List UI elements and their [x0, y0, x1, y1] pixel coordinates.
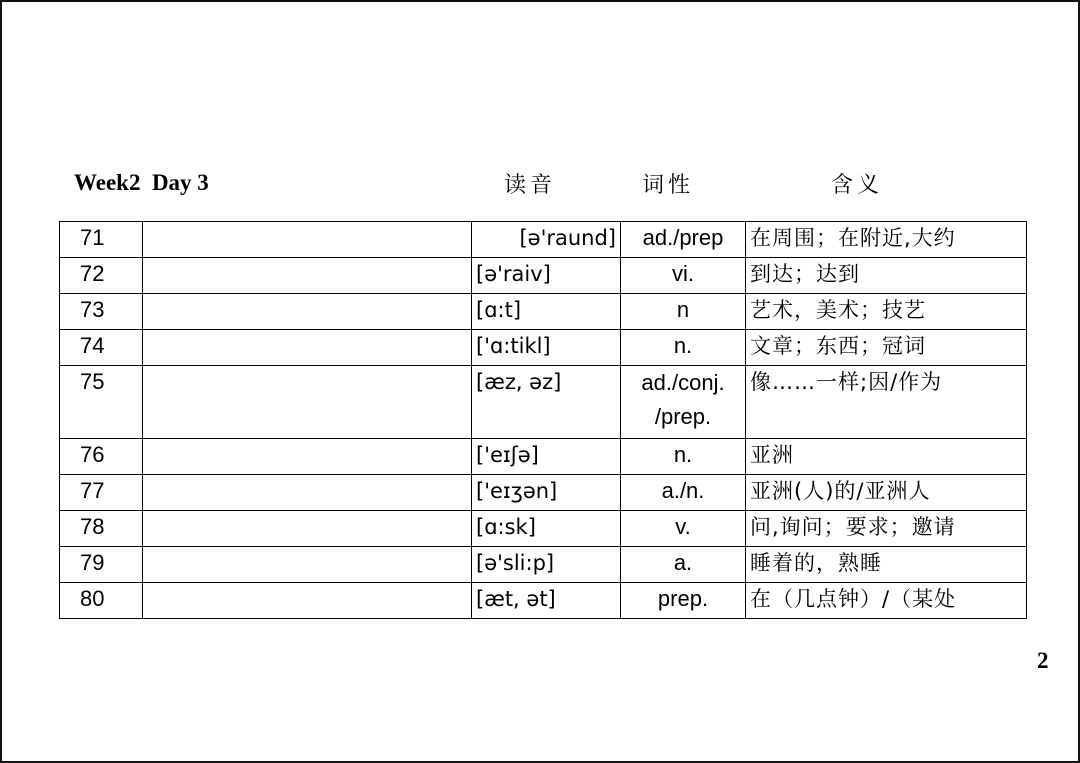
pronunciation-cell: [ɑ:t] — [472, 294, 621, 330]
header-part-of-speech: 词性 — [641, 173, 694, 198]
pronunciation-cell: [ə'raiv] — [472, 258, 621, 294]
meaning-cell: 文章；东西；冠词 — [746, 330, 1027, 366]
word-cell — [143, 222, 472, 258]
word-cell — [143, 366, 472, 439]
table-row — [60, 258, 1027, 294]
meaning-cell: 到达；达到 — [746, 258, 1027, 294]
meaning-cell: 睡着的，熟睡 — [746, 547, 1027, 583]
page-number: 2 — [1037, 648, 1049, 673]
meaning-cell: 艺术，美术；技艺 — [746, 294, 1027, 330]
word-cell — [143, 294, 472, 330]
row-number: 75 — [60, 366, 143, 439]
meaning-cell: 像……一样;因/作为 — [746, 366, 1027, 439]
vocabulary-table — [59, 221, 1027, 619]
row-number: 77 — [60, 475, 143, 511]
table-row — [60, 330, 1027, 366]
row-number: 78 — [60, 511, 143, 547]
table-row — [60, 294, 1027, 330]
part-of-speech-cell: v. — [621, 511, 746, 547]
pronunciation-cell: [ɑ:sk] — [472, 511, 621, 547]
header-pronunciation: 读音 — [503, 173, 556, 198]
meaning-cell: 在（几点钟）/（某处 — [746, 583, 1027, 619]
part-of-speech-cell: n — [621, 294, 746, 330]
meaning-cell: 亚洲(人)的/亚洲人 — [746, 475, 1027, 511]
meaning-cell: 在周围；在附近,大约 — [746, 222, 1027, 258]
part-of-speech-cell: ad./prep — [621, 222, 746, 258]
meaning-cell: 亚洲 — [746, 439, 1027, 475]
row-number: 74 — [60, 330, 143, 366]
row-number: 73 — [60, 294, 143, 330]
part-of-speech-cell: n. — [621, 439, 746, 475]
pronunciation-cell: [æt, ət] — [472, 583, 621, 619]
pronunciation-cell: [æz, əz] — [472, 366, 621, 439]
table-row — [60, 222, 1027, 258]
word-cell — [143, 511, 472, 547]
page-title: Week2 Day 3 — [74, 170, 209, 195]
part-of-speech-cell: vi. — [621, 258, 746, 294]
word-cell — [143, 475, 472, 511]
word-cell — [143, 439, 472, 475]
table-row — [60, 439, 1027, 475]
table-row — [60, 547, 1027, 583]
part-of-speech-cell: a. — [621, 547, 746, 583]
pronunciation-cell: [ə'raund] — [472, 222, 621, 258]
word-cell — [143, 583, 472, 619]
row-number: 80 — [60, 583, 143, 619]
word-cell — [143, 258, 472, 294]
meaning-cell: 问,询问；要求；邀请 — [746, 511, 1027, 547]
part-of-speech-cell: n. — [621, 330, 746, 366]
pronunciation-cell: [ə'sli:p] — [472, 547, 621, 583]
part-of-speech-cell: a./n. — [621, 475, 746, 511]
header-meaning: 含义 — [830, 173, 883, 198]
part-of-speech-cell: prep. — [621, 583, 746, 619]
row-number: 71 — [60, 222, 143, 258]
word-cell — [143, 547, 472, 583]
row-number: 76 — [60, 439, 143, 475]
pronunciation-cell: ['eɪʒən] — [472, 475, 621, 511]
table-row — [60, 511, 1027, 547]
row-number: 79 — [60, 547, 143, 583]
table-row — [60, 366, 1027, 439]
pronunciation-cell: ['ɑ:tikl] — [472, 330, 621, 366]
pronunciation-cell: ['eɪʃə] — [472, 439, 621, 475]
table-row — [60, 583, 1027, 619]
table-row — [60, 475, 1027, 511]
word-cell — [143, 330, 472, 366]
part-of-speech-cell: ad./conj. /prep. — [621, 366, 746, 439]
row-number: 72 — [60, 258, 143, 294]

# Brief:
Please reproduce, with no changes, the stretch of lines above from the one containing "pronunciation-cell: [ɑ:t] —" through the one containing "pronunciation-cell: [ɑ:sk] —", both included.

# Task solution:
pronunciation-cell: [ɑ:t] — [472, 294, 621, 330]
header-part-of-speech: 词性 — [641, 173, 694, 198]
pronunciation-cell: [ə'raiv] — [472, 258, 621, 294]
meaning-cell: 文章；东西；冠词 — [746, 330, 1027, 366]
word-cell — [143, 222, 472, 258]
word-cell — [143, 366, 472, 439]
table-row — [60, 258, 1027, 294]
meaning-cell: 到达；达到 — [746, 258, 1027, 294]
meaning-cell: 睡着的，熟睡 — [746, 547, 1027, 583]
page-number: 2 — [1037, 648, 1049, 673]
meaning-cell: 艺术，美术；技艺 — [746, 294, 1027, 330]
word-cell — [143, 294, 472, 330]
row-number: 75 — [60, 366, 143, 439]
meaning-cell: 像……一样;因/作为 — [746, 366, 1027, 439]
vocabulary-table — [59, 221, 1027, 619]
row-number: 77 — [60, 475, 143, 511]
table-row — [60, 330, 1027, 366]
row-number: 78 — [60, 511, 143, 547]
table-row — [60, 294, 1027, 330]
part-of-speech-cell: v. — [621, 511, 746, 547]
pronunciation-cell: [ɑ:sk] — [472, 511, 621, 547]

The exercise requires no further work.